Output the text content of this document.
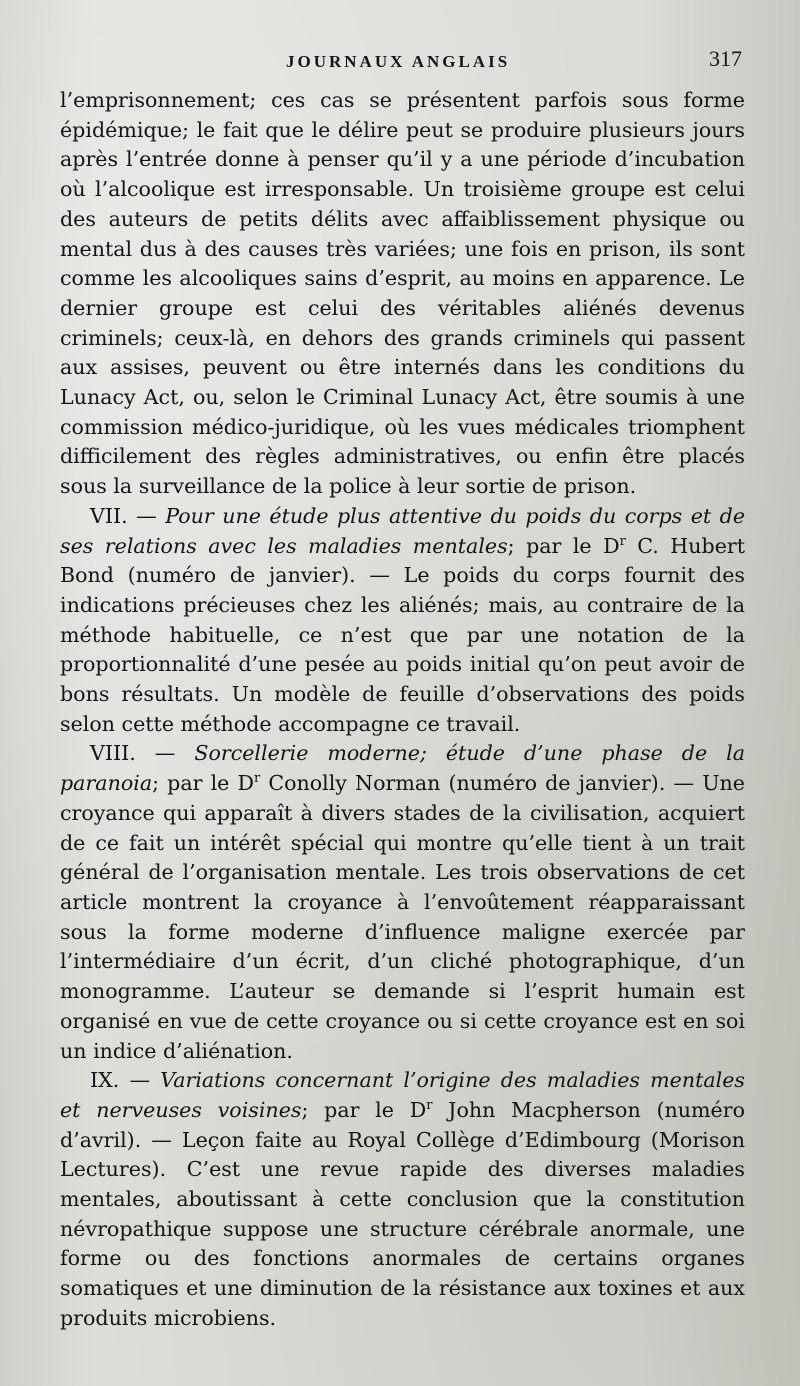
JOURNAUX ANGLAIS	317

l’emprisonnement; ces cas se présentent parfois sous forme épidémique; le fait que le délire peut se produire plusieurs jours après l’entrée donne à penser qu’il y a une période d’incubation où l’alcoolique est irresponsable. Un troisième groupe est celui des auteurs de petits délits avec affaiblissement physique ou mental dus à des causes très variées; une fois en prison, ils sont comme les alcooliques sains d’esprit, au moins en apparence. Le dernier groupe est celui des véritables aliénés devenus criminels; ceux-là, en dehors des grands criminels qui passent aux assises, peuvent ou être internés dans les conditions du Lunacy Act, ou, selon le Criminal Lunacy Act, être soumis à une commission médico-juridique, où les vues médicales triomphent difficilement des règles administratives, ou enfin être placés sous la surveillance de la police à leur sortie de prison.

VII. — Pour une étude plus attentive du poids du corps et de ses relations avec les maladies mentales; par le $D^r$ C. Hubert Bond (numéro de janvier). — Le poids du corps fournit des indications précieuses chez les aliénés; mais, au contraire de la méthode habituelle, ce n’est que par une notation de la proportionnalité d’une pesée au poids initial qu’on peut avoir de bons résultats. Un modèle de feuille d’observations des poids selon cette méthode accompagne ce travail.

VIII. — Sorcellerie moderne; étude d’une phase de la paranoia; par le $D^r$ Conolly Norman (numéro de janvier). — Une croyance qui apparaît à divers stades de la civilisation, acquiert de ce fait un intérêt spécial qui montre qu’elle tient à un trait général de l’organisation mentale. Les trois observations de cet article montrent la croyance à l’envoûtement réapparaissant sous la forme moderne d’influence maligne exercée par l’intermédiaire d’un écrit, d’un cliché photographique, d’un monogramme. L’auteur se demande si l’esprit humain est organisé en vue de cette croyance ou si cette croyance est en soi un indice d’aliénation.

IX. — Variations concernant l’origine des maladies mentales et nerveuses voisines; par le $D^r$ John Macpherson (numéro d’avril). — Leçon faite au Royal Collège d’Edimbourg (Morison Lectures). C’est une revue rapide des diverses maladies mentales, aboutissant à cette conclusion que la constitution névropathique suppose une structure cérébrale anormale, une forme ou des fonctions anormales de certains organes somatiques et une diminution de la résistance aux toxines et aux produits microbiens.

※ ※ ※

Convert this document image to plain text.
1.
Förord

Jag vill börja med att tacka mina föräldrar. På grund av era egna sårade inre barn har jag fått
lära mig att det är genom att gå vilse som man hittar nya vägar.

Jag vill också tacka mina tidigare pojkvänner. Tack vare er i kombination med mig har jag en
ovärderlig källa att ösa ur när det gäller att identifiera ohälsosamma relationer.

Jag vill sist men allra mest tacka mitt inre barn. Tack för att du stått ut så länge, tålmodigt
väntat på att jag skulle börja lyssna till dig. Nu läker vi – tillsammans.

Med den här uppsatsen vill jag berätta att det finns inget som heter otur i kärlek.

※ ※ ※

EXERCISE ▸ Show the lines in the entries above that include the string "börja".

PROBLEM SOLUTION ▸
Jag vill börja med att tacka mina föräldrar. På grund av era egna sårade inre barn har jag fått
väntat på att jag skulle börja lyssna till dig. Nu läker vi – tillsammans.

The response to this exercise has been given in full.